### PROBLEM
Copy out each line of the material below that holds the string "this".

[Figure data in JSON]
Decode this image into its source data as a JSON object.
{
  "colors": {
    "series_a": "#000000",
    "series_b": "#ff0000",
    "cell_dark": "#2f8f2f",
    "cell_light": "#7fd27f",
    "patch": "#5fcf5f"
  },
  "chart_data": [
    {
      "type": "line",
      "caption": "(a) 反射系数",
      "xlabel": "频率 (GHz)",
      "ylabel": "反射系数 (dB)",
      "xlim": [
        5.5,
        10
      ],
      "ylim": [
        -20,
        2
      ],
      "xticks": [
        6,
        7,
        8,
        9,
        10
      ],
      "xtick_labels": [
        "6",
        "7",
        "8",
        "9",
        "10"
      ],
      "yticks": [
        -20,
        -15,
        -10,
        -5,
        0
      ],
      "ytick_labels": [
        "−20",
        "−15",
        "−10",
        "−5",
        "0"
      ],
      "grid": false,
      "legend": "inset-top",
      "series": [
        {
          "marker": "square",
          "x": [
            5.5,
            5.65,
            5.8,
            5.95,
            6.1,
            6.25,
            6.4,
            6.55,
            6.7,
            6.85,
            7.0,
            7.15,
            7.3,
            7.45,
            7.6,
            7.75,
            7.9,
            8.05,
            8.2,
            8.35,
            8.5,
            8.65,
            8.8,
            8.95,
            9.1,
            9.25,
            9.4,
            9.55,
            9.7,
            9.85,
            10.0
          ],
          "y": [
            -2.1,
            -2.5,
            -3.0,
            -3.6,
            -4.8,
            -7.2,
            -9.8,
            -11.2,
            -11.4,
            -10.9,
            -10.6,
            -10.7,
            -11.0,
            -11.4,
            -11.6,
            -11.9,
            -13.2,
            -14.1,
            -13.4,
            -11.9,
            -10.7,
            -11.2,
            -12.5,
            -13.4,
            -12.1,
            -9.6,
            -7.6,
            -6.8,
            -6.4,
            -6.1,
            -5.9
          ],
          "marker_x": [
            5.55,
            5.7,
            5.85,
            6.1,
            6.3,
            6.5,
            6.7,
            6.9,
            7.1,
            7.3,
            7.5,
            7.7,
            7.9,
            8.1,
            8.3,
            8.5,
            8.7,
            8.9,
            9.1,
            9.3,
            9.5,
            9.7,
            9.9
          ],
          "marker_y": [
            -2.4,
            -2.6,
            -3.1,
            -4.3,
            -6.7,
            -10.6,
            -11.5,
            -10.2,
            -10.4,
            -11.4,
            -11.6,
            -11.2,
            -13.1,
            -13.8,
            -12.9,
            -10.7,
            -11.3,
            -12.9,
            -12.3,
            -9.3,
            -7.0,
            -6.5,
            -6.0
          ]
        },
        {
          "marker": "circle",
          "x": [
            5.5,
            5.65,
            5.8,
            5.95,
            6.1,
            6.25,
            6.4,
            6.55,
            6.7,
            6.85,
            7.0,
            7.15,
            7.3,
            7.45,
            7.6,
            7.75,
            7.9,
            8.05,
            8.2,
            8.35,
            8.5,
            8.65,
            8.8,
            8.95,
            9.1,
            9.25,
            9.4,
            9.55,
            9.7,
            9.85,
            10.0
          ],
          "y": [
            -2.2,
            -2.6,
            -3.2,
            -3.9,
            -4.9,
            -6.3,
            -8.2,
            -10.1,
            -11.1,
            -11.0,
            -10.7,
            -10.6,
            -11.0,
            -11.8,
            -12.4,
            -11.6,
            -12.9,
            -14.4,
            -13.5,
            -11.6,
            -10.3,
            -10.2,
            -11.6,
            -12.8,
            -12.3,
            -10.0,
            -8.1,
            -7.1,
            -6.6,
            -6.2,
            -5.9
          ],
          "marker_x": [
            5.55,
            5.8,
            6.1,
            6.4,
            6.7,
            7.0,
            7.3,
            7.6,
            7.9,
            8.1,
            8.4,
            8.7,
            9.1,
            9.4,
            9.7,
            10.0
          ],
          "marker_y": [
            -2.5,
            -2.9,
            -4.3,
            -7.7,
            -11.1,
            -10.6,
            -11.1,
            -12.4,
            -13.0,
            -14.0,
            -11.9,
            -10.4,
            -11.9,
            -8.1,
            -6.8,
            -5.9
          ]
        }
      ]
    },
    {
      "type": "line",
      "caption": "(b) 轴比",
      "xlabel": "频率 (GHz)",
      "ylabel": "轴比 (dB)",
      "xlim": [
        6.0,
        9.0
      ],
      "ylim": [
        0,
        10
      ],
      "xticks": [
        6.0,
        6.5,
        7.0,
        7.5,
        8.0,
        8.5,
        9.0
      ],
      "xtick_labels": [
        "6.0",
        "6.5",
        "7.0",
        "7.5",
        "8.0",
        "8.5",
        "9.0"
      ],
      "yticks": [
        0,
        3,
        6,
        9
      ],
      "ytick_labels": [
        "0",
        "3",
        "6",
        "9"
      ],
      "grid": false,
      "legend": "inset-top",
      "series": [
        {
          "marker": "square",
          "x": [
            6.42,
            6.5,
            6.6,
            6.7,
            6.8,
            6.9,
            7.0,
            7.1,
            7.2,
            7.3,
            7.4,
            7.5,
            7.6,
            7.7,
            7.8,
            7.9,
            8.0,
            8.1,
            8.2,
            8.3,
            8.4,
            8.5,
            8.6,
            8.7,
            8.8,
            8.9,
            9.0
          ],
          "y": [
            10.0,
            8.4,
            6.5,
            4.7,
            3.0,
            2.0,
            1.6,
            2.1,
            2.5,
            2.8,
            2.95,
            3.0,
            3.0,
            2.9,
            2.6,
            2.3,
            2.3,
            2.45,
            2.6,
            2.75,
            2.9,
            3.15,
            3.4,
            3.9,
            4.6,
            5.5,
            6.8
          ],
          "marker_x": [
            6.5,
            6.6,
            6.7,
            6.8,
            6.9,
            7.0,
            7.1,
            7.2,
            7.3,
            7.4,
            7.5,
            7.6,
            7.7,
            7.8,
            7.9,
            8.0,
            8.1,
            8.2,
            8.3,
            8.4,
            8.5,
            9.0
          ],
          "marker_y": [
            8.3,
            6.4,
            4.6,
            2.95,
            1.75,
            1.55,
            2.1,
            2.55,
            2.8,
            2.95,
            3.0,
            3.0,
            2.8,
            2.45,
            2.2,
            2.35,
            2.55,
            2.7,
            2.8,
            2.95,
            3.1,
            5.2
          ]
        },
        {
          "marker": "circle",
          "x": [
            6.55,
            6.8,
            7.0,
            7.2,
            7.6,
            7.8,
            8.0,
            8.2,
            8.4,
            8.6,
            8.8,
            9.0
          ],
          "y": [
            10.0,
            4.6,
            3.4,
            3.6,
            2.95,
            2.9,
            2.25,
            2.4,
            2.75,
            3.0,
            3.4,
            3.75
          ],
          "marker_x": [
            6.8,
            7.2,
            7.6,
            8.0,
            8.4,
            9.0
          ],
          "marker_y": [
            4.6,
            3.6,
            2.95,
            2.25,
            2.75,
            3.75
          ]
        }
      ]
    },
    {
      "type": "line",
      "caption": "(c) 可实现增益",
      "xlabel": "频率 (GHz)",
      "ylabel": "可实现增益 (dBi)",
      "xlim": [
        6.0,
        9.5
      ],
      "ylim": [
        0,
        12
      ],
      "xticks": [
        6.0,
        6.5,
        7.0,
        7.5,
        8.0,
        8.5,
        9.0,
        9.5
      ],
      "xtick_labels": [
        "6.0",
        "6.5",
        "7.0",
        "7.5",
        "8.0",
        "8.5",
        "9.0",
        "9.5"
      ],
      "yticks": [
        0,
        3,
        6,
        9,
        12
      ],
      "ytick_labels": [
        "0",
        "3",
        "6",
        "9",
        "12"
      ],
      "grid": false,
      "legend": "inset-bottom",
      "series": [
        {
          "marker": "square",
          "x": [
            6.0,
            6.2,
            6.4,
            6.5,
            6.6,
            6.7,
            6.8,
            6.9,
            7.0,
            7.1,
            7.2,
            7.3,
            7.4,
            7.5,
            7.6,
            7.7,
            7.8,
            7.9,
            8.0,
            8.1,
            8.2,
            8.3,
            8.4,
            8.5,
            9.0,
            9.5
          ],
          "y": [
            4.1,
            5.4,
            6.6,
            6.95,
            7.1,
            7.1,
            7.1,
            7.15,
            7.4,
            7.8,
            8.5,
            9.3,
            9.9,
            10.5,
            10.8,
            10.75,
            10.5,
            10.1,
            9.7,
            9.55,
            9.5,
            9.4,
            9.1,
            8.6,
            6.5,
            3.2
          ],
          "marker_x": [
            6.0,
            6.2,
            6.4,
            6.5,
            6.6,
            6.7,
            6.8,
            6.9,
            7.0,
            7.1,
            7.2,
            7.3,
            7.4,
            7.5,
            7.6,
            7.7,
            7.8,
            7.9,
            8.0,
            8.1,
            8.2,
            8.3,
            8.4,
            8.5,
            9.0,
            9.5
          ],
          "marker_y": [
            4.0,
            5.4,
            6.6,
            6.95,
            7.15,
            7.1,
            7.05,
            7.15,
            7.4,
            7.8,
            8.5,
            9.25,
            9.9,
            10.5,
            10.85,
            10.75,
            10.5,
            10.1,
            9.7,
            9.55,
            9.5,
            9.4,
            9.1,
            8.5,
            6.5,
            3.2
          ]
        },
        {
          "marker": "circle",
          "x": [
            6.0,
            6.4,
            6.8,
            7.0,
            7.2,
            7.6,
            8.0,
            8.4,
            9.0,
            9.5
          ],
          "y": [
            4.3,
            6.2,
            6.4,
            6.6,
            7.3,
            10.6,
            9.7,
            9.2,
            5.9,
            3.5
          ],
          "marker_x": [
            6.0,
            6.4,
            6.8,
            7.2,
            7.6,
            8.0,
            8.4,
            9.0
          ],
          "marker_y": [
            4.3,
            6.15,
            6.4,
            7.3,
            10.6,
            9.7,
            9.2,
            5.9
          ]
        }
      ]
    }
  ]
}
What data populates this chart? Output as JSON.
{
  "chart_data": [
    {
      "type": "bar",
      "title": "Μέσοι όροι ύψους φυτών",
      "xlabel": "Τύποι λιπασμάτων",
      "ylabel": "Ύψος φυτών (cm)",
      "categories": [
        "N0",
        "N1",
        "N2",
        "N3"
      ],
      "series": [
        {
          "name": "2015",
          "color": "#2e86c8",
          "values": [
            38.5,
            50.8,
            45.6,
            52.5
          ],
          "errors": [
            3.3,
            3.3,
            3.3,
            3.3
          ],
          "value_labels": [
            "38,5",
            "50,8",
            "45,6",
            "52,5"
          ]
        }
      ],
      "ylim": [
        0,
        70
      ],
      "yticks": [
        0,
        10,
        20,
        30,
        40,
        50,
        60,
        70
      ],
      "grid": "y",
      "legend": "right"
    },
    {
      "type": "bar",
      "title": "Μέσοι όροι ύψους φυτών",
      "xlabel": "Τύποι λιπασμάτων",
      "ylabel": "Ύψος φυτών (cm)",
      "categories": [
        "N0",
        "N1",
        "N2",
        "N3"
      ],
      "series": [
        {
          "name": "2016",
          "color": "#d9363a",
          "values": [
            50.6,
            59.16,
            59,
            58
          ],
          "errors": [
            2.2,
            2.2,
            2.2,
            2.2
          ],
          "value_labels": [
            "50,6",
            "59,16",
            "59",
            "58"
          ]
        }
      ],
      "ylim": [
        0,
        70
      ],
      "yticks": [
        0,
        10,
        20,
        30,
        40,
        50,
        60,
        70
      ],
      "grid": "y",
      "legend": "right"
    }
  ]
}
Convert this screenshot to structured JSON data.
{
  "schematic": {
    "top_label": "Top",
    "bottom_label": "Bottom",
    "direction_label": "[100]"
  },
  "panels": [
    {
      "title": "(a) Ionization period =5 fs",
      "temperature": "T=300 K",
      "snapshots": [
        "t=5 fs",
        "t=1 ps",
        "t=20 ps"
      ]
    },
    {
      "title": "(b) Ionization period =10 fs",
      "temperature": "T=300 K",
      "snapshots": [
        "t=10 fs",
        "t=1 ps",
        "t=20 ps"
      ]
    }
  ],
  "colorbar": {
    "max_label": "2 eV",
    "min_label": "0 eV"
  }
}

### WRITTEN SOLUTION
Decode this image into its source data as a JSON object.
What data populates this chart? Output as JSON.
Convert this screenshot to structured JSON data.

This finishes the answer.